_THE TASK_
Scan the material that follows. Copy every line containing the word "maquettes".

[start of DATA TO PROCESS]

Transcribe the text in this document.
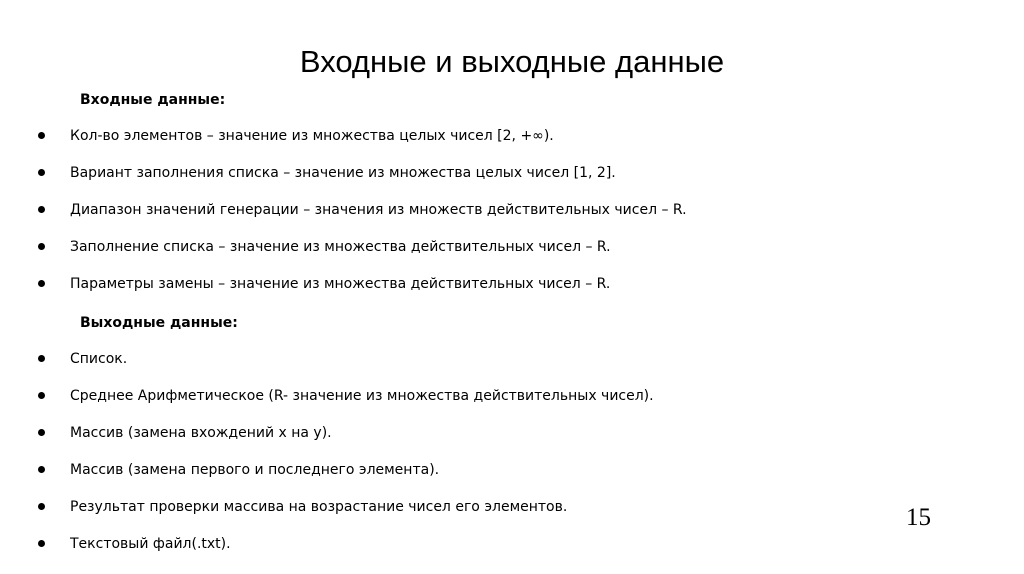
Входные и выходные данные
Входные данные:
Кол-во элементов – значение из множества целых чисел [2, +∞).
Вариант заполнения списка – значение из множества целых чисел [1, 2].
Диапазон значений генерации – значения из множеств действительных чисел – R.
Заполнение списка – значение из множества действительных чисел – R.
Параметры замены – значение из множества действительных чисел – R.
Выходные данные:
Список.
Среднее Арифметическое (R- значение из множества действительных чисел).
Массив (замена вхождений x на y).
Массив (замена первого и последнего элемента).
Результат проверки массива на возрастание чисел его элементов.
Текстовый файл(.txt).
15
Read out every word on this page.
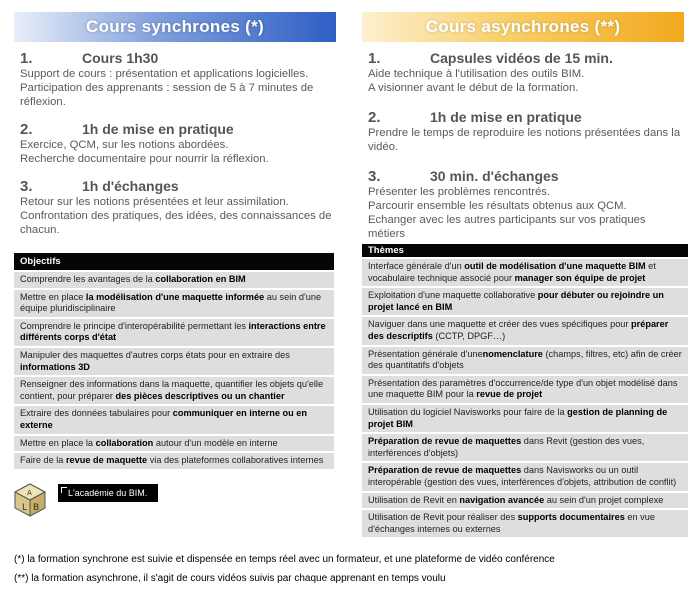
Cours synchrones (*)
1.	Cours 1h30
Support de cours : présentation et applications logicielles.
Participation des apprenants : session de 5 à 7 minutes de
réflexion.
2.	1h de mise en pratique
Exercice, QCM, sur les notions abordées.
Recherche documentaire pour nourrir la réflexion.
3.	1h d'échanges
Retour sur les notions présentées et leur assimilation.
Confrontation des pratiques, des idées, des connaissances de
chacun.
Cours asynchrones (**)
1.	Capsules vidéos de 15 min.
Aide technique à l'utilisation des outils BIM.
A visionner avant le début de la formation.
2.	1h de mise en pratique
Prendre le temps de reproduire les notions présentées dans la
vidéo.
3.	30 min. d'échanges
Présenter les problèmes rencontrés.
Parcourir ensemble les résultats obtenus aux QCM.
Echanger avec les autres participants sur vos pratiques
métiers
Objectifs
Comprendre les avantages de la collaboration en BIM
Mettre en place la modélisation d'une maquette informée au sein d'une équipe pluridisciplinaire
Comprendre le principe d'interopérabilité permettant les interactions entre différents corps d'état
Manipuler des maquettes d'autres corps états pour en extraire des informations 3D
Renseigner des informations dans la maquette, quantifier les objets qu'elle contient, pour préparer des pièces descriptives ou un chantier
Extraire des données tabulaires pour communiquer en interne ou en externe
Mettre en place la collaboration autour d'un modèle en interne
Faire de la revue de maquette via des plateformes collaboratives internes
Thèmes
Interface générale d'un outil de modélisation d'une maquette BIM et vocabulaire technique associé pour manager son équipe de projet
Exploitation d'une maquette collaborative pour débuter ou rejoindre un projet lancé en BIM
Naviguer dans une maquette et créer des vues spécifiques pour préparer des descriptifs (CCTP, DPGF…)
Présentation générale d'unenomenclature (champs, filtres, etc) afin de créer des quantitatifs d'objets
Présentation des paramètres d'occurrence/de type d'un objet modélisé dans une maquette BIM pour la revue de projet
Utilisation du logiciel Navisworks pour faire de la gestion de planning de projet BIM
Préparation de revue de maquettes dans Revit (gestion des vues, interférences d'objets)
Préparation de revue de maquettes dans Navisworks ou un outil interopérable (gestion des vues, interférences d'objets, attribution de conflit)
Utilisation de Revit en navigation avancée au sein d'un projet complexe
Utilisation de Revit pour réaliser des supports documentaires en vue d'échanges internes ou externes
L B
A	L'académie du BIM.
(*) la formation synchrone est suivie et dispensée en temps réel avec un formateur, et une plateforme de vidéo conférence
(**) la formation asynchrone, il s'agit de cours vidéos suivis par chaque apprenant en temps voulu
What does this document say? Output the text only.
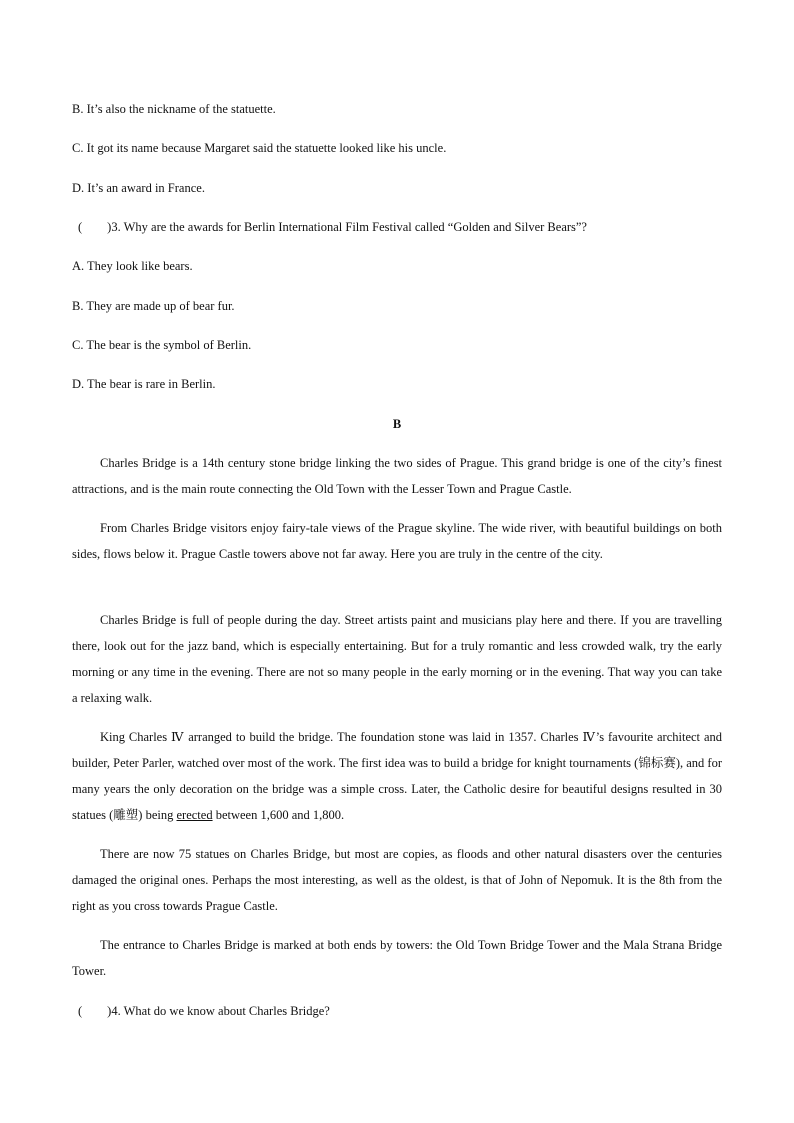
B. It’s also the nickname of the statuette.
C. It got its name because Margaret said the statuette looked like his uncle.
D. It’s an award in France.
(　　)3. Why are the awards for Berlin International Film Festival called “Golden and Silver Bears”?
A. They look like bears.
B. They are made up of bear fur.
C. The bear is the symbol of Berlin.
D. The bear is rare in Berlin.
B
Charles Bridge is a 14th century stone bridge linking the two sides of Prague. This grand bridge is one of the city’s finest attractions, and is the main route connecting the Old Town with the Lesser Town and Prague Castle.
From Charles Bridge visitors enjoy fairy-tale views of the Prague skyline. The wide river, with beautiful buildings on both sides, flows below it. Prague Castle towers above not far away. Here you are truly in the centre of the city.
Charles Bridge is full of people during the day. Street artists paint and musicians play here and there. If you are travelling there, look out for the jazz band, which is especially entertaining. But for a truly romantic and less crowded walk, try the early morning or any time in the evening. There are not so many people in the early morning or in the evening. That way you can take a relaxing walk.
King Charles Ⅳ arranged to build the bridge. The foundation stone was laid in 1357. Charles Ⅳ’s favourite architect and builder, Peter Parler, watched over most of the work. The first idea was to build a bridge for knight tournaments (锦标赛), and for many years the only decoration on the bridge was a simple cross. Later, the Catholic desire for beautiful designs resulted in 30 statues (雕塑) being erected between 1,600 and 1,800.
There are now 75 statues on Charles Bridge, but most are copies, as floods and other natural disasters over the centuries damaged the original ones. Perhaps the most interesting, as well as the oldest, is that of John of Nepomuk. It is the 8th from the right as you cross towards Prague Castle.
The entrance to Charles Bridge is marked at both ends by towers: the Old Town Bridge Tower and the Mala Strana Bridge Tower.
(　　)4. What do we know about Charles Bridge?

[end of DATA TO PROCESS]
[start of DATA TO PROCESS]

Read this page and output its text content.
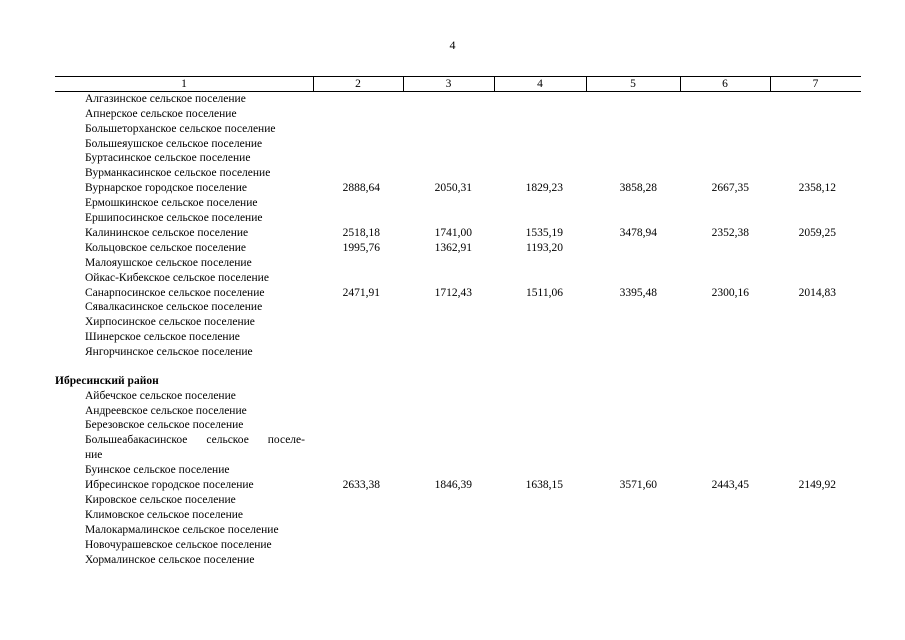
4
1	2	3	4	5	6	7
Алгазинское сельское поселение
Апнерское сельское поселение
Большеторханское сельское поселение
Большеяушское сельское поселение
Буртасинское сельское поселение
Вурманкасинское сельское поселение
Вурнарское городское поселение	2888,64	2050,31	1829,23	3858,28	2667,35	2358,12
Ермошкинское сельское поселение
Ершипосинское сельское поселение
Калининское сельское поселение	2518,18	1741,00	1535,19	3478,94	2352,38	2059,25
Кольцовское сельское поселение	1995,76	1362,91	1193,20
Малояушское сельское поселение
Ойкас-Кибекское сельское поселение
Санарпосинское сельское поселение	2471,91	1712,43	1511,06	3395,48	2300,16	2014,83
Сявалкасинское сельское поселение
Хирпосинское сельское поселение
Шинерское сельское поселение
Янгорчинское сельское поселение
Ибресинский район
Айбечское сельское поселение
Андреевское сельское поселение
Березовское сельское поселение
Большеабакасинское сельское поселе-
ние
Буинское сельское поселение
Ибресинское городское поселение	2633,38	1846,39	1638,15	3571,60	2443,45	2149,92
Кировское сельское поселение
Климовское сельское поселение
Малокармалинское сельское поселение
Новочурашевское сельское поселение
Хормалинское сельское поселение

[end of DATA TO PROCESS]
[start of DATA TO PROCESS]

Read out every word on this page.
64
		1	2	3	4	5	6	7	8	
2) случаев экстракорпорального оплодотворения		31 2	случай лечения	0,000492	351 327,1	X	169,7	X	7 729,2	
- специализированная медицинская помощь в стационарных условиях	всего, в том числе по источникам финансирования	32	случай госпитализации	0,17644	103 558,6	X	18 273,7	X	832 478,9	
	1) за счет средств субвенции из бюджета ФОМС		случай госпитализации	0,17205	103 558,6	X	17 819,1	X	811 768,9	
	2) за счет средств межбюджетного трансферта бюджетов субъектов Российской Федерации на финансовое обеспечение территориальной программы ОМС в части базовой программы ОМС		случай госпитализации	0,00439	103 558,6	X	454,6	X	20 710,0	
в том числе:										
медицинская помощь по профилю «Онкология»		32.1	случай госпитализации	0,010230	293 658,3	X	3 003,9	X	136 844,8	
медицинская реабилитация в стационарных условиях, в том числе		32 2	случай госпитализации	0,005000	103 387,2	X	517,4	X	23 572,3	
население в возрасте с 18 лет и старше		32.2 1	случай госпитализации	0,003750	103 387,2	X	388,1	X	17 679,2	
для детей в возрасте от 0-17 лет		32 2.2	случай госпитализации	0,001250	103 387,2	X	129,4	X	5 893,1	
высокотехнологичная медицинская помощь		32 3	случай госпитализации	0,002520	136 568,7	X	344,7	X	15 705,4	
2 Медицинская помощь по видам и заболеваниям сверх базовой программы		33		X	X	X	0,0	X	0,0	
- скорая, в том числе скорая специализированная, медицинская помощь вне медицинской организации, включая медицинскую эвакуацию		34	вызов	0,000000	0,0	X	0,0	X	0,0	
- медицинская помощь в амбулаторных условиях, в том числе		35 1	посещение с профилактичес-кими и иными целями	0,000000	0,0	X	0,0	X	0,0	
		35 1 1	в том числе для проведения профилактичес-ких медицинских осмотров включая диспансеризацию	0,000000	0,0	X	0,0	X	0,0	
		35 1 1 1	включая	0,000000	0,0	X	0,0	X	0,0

[end of DATA TO PROCESS]

_SOLUTION TO THIS EXERCISE_
Manipuler des maquettes d'autres corps états pour en extraire des informations 3D
Préparation de revue de maquettes dans Revit (gestion des vues, interférences d'objets)
Préparation de revue de maquettes dans Navisworks ou un outil interopérable (gestion des vues, interférences d'objets, attribution de conflit)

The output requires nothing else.